[START RECORDS SHOWN]

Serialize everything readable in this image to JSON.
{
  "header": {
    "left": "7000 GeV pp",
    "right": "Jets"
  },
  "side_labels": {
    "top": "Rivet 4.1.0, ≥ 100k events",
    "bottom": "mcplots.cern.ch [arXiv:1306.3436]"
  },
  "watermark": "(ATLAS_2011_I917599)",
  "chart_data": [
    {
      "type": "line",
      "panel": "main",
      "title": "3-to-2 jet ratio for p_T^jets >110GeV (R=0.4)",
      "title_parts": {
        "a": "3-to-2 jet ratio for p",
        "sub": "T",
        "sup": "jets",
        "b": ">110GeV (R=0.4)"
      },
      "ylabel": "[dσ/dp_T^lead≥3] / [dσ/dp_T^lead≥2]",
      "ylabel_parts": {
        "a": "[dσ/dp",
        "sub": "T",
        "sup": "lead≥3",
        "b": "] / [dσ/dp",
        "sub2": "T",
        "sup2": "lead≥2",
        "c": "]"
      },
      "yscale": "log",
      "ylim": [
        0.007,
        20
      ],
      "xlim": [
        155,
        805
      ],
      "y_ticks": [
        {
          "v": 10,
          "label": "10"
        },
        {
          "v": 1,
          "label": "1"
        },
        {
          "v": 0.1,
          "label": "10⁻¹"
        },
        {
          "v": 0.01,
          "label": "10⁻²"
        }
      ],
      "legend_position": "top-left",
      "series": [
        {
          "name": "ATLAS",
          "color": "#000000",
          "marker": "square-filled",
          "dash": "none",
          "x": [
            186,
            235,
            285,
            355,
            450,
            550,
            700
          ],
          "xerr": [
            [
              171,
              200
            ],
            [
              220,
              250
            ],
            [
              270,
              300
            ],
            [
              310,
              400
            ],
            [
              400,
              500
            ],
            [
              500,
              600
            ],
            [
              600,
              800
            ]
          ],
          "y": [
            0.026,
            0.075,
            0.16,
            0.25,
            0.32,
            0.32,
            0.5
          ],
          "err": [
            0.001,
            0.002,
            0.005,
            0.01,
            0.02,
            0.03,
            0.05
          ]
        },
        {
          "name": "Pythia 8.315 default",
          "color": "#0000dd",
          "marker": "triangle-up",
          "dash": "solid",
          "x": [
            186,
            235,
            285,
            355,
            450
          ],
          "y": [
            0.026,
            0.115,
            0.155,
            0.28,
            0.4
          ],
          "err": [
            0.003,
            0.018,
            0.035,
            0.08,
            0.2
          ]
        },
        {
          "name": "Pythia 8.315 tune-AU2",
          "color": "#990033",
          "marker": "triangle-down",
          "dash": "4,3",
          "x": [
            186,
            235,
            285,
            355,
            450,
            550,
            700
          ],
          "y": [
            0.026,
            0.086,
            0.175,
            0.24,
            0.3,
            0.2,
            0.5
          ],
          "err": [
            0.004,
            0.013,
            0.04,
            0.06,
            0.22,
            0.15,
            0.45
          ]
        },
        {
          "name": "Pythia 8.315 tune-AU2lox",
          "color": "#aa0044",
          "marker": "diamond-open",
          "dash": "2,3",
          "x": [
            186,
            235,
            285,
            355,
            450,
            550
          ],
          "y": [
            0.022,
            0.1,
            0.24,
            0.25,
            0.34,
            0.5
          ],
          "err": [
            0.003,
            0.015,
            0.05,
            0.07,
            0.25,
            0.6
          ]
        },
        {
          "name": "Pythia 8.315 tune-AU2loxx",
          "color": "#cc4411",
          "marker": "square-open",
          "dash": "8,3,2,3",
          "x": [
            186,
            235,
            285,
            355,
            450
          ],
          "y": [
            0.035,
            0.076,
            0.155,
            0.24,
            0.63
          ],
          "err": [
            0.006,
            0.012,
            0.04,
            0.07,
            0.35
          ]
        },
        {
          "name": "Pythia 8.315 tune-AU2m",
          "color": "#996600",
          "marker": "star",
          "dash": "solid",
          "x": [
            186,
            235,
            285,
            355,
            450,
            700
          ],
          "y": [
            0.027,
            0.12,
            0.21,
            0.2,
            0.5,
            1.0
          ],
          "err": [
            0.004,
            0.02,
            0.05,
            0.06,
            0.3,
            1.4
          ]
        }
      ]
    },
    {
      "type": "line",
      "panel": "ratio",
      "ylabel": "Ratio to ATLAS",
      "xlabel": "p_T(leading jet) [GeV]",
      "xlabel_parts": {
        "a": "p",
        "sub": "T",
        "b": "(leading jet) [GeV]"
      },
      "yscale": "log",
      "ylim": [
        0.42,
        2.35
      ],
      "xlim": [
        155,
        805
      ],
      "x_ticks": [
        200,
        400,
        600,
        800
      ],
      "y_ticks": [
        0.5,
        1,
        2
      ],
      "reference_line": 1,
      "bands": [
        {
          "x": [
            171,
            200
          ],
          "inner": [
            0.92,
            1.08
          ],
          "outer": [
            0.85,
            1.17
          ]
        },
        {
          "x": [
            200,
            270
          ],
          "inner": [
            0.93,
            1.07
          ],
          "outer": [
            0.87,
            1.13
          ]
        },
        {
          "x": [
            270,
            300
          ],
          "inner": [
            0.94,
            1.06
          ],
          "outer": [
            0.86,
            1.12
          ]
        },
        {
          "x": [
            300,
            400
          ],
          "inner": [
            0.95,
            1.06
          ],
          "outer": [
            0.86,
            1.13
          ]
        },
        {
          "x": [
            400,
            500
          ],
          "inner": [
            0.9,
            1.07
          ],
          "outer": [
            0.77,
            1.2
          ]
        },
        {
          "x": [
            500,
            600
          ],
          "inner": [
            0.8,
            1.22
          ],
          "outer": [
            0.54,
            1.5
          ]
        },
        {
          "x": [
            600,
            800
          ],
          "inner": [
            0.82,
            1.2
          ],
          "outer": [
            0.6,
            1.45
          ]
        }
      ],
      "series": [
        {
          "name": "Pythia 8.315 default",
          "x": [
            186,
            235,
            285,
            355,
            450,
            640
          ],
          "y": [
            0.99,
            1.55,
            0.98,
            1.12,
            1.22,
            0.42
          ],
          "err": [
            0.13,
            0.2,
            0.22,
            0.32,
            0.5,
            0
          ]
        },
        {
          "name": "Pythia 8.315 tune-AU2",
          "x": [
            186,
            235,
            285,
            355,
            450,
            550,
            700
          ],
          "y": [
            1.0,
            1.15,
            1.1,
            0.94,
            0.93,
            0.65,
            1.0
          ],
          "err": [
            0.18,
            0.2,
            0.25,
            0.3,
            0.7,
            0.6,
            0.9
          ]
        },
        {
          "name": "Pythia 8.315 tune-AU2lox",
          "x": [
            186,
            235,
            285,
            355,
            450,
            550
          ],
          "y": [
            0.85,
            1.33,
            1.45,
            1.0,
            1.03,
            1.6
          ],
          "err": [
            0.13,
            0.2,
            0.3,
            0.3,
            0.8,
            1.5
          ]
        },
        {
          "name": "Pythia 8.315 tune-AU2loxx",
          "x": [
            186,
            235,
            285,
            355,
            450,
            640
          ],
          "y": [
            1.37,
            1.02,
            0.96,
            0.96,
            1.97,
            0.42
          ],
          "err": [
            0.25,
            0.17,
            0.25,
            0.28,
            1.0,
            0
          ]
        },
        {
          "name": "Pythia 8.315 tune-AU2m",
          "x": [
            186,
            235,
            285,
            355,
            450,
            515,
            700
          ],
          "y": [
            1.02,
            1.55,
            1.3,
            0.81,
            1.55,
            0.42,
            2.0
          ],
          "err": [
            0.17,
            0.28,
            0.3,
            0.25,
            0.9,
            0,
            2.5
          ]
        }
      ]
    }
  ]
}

[END RECORDS SHOWN]

TASK DESCRIPTION: Return the entries in full, keeping every line exactly as it is.

RESULT FOR THIS EXERCISE:
Serialize everything readable in this image to JSON.
{
  "header": {
    "left": "7000 GeV pp",
    "right": "Jets"
  },
  "side_labels": {
    "top": "Rivet 4.1.0, ≥ 100k events",
    "bottom": "mcplots.cern.ch [arXiv:1306.3436]"
  },
  "watermark": "(ATLAS_2011_I917599)",
  "chart_data": [
    {
      "type": "line",
      "panel": "main",
      "title": "3-to-2 jet ratio for p_T^jets >110GeV (R=0.4)",
      "title_parts": {
        "a": "3-to-2 jet ratio for p",
        "sub": "T",
        "sup": "jets",
        "b": ">110GeV (R=0.4)"
      },
      "ylabel": "[dσ/dp_T^lead≥3] / [dσ/dp_T^lead≥2]",
      "ylabel_parts": {
        "a": "[dσ/dp",
        "sub": "T",
        "sup": "lead≥3",
        "b": "] / [dσ/dp",
        "sub2": "T",
        "sup2": "lead≥2",
        "c": "]"
      },
      "yscale": "log",
      "ylim": [
        0.007,
        20
      ],
      "xlim": [
        155,
        805
      ],
      "y_ticks": [
        {
          "v": 10,
          "label": "10"
        },
        {
          "v": 1,
          "label": "1"
        },
        {
          "v": 0.1,
          "label": "10⁻¹"
        },
        {
          "v": 0.01,
          "label": "10⁻²"
        }
      ],
      "legend_position": "top-left",
      "series": [
        {
          "name": "ATLAS",
          "color": "#000000",
          "marker": "square-filled",
          "dash": "none",
          "x": [
            186,
            235,
            285,
            355,
            450,
            550,
            700
          ],
          "xerr": [
            [
              171,
              200
            ],
            [
              220,
              250
            ],
            [
              270,
              300
            ],
            [
              310,
              400
            ],
            [
              400,
              500
            ],
            [
              500,
              600
            ],
            [
              600,
              800
            ]
          ],
          "y": [
            0.026,
            0.075,
            0.16,
            0.25,
            0.32,
            0.32,
            0.5
          ],
          "err": [
            0.001,
            0.002,
            0.005,
            0.01,
            0.02,
            0.03,
            0.05
          ]
        },
        {
          "name": "Pythia 8.315 default",
          "color": "#0000dd",
          "marker": "triangle-up",
          "dash": "solid",
          "x": [
            186,
            235,
            285,
            355,
            450
          ],
          "y": [
            0.026,
            0.115,
            0.155,
            0.28,
            0.4
          ],
          "err": [
            0.003,
            0.018,
            0.035,
            0.08,
            0.2
          ]
        },
        {
          "name": "Pythia 8.315 tune-AU2",
          "color": "#990033",
          "marker": "triangle-down",
          "dash": "4,3",
          "x": [
            186,
            235,
            285,
            355,
            450,
            550,
            700
          ],
          "y": [
            0.026,
            0.086,
            0.175,
            0.24,
            0.3,
            0.2,
            0.5
          ],
          "err": [
            0.004,
            0.013,
            0.04,
            0.06,
            0.22,
            0.15,
            0.45
          ]
        },
        {
          "name": "Pythia 8.315 tune-AU2lox",
          "color": "#aa0044",
          "marker": "diamond-open",
          "dash": "2,3",
          "x": [
            186,
            235,
            285,
            355,
            450,
            550
          ],
          "y": [
            0.022,
            0.1,
            0.24,
            0.25,
            0.34,
            0.5
          ],
          "err": [
            0.003,
            0.015,
            0.05,
            0.07,
            0.25,
            0.6
          ]
        },
        {
          "name": "Pythia 8.315 tune-AU2loxx",
          "color": "#cc4411",
          "marker": "square-open",
          "dash": "8,3,2,3",
          "x": [
            186,
            235,
            285,
            355,
            450
          ],
          "y": [
            0.035,
            0.076,
            0.155,
            0.24,
            0.63
          ],
          "err": [
            0.006,
            0.012,
            0.04,
            0.07,
            0.35
          ]
        },
        {
          "name": "Pythia 8.315 tune-AU2m",
          "color": "#996600",
          "marker": "star",
          "dash": "solid",
          "x": [
            186,
            235,
            285,
            355,
            450,
            700
          ],
          "y": [
            0.027,
            0.12,
            0.21,
            0.2,
            0.5,
            1.0
          ],
          "err": [
            0.004,
            0.02,
            0.05,
            0.06,
            0.3,
            1.4
          ]
        }
      ]
    },
    {
      "type": "line",
      "panel": "ratio",
      "ylabel": "Ratio to ATLAS",
      "xlabel": "p_T(leading jet) [GeV]",
      "xlabel_parts": {
        "a": "p",
        "sub": "T",
        "b": "(leading jet) [GeV]"
      },
      "yscale": "log",
      "ylim": [
        0.42,
        2.35
      ],
      "xlim": [
        155,
        805
      ],
      "x_ticks": [
        200,
        400,
        600,
        800
      ],
      "y_ticks": [
        0.5,
        1,
        2
      ],
      "reference_line": 1,
      "bands": [
        {
          "x": [
            171,
            200
          ],
          "inner": [
            0.92,
            1.08
          ],
          "outer": [
            0.85,
            1.17
          ]
        },
        {
          "x": [
            200,
            270
          ],
          "inner": [
            0.93,
            1.07
          ],
          "outer": [
            0.87,
            1.13
          ]
        },
        {
          "x": [
            270,
            300
          ],
          "inner": [
            0.94,
            1.06
          ],
          "outer": [
            0.86,
            1.12
          ]
        },
        {
          "x": [
            300,
            400
          ],
          "inner": [
            0.95,
            1.06
          ],
          "outer": [
            0.86,
            1.13
          ]
        },
        {
          "x": [
            400,
            500
          ],
          "inner": [
            0.9,
            1.07
          ],
          "outer": [
            0.77,
            1.2
          ]
        },
        {
          "x": [
            500,
            600
          ],
          "inner": [
            0.8,
            1.22
          ],
          "outer": [
            0.54,
            1.5
          ]
        },
        {
          "x": [
            600,
            800
          ],
          "inner": [
            0.82,
            1.2
          ],
          "outer": [
            0.6,
            1.45
          ]
        }
      ],
      "series": [
        {
          "name": "Pythia 8.315 default",
          "x": [
            186,
            235,
            285,
            355,
            450,
            640
          ],
          "y": [
            0.99,
            1.55,
            0.98,
            1.12,
            1.22,
            0.42
          ],
          "err": [
            0.13,
            0.2,
            0.22,
            0.32,
            0.5,
            0
          ]
        },
        {
          "name": "Pythia 8.315 tune-AU2",
          "x": [
            186,
            235,
            285,
            355,
            450,
            550,
            700
          ],
          "y": [
            1.0,
            1.15,
            1.1,
            0.94,
            0.93,
            0.65,
            1.0
          ],
          "err": [
            0.18,
            0.2,
            0.25,
            0.3,
            0.7,
            0.6,
            0.9
          ]
        },
        {
          "name": "Pythia 8.315 tune-AU2lox",
          "x": [
            186,
            235,
            285,
            355,
            450,
            550
          ],
          "y": [
            0.85,
            1.33,
            1.45,
            1.0,
            1.03,
            1.6
          ],
          "err": [
            0.13,
            0.2,
            0.3,
            0.3,
            0.8,
            1.5
          ]
        },
        {
          "name": "Pythia 8.315 tune-AU2loxx",
          "x": [
            186,
            235,
            285,
            355,
            450,
            640
          ],
          "y": [
            1.37,
            1.02,
            0.96,
            0.96,
            1.97,
            0.42
          ],
          "err": [
            0.25,
            0.17,
            0.25,
            0.28,
            1.0,
            0
          ]
        },
        {
          "name": "Pythia 8.315 tune-AU2m",
          "x": [
            186,
            235,
            285,
            355,
            450,
            515,
            700
          ],
          "y": [
            1.02,
            1.55,
            1.3,
            0.81,
            1.55,
            0.42,
            2.0
          ],
          "err": [
            0.17,
            0.28,
            0.3,
            0.25,
            0.9,
            0,
            2.5
          ]
        }
      ]
    }
  ]
}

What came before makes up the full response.